Task to complete: Look at the entries below and reproduce them exactly.

Supplied entries:
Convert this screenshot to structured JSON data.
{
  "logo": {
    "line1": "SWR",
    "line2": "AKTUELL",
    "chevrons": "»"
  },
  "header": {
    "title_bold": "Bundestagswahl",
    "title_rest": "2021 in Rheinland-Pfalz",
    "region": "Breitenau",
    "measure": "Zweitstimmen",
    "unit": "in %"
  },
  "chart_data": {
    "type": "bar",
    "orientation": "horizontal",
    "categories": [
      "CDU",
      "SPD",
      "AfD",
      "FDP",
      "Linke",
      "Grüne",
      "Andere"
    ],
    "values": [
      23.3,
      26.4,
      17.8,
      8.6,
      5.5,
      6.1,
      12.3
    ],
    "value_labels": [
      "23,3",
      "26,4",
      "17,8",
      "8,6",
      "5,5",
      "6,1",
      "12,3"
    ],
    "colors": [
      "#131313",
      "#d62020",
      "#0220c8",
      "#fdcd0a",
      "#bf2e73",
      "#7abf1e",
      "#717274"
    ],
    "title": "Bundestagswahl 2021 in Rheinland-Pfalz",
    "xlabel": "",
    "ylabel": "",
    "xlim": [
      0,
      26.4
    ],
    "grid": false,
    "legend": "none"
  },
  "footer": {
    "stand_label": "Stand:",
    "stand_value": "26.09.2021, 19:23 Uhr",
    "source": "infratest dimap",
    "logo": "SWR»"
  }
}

Right answer:
Convert this screenshot to structured JSON data.
{
  "logo": {
    "line1": "SWR",
    "line2": "AKTUELL",
    "chevrons": "»"
  },
  "header": {
    "title_bold": "Bundestagswahl",
    "title_rest": "2021 in Rheinland-Pfalz",
    "region": "Breitenau",
    "measure": "Zweitstimmen",
    "unit": "in %"
  },
  "chart_data": {
    "type": "bar",
    "orientation": "horizontal",
    "categories": [
      "CDU",
      "SPD",
      "AfD",
      "FDP",
      "Linke",
      "Grüne",
      "Andere"
    ],
    "values": [
      23.3,
      26.4,
      17.8,
      8.6,
      5.5,
      6.1,
      12.3
    ],
    "value_labels": [
      "23,3",
      "26,4",
      "17,8",
      "8,6",
      "5,5",
      "6,1",
      "12,3"
    ],
    "colors": [
      "#131313",
      "#d62020",
      "#0220c8",
      "#fdcd0a",
      "#bf2e73",
      "#7abf1e",
      "#717274"
    ],
    "title": "Bundestagswahl 2021 in Rheinland-Pfalz",
    "xlabel": "",
    "ylabel": "",
    "xlim": [
      0,
      26.4
    ],
    "grid": false,
    "legend": "none"
  },
  "footer": {
    "stand_label": "Stand:",
    "stand_value": "26.09.2021, 19:23 Uhr",
    "source": "infratest dimap",
    "logo": "SWR»"
  }
}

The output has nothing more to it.